_The request_. Scan the entries below. List each line with "споживчим".

(Dataset entries)
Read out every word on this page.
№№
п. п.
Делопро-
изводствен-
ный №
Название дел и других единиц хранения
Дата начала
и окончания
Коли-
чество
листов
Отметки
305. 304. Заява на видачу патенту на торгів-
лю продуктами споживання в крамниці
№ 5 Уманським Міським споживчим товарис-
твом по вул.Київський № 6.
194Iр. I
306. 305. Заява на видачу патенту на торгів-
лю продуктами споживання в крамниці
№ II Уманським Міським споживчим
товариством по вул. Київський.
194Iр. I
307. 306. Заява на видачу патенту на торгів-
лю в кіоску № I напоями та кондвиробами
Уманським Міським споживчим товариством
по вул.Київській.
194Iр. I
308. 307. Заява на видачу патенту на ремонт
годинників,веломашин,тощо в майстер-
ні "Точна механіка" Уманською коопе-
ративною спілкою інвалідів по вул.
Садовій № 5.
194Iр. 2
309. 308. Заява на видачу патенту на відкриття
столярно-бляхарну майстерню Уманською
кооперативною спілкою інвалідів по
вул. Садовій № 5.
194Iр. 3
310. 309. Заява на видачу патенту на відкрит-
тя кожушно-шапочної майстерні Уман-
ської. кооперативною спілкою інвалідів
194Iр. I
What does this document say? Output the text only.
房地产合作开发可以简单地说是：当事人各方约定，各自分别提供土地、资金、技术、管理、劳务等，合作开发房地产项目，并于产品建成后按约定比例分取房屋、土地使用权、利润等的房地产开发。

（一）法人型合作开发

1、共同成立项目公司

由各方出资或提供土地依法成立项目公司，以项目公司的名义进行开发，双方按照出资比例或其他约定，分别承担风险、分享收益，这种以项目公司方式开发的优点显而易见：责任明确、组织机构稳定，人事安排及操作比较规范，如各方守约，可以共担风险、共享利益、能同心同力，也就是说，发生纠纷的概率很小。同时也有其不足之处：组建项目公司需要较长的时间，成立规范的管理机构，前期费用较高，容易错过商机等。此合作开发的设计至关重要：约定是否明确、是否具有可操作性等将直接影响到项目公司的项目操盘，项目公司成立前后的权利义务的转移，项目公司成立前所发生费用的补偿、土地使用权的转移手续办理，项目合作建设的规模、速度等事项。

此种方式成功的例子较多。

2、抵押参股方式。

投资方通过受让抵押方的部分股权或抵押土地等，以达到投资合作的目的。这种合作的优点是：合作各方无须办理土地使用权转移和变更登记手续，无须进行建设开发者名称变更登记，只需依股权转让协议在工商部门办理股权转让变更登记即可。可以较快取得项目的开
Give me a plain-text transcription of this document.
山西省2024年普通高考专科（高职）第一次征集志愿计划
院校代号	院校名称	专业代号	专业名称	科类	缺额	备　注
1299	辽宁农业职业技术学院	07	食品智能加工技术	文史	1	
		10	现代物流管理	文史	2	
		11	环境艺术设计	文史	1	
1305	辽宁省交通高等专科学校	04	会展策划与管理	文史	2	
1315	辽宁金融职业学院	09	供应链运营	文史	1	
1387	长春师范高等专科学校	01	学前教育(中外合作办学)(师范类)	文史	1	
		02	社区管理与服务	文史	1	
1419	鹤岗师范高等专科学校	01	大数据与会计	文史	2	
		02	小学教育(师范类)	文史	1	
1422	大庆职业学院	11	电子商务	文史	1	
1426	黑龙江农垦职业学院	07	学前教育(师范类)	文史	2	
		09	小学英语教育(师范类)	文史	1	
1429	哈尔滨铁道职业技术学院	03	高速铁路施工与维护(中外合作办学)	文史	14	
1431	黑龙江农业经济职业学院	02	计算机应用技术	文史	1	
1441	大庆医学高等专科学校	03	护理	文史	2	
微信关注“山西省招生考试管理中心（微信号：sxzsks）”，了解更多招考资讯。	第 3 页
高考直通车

_Response to this exercise_.
№ 5 Уманським Міським споживчим товарис-
№ II Уманським Міським споживчим
Уманським Міським споживчим товариством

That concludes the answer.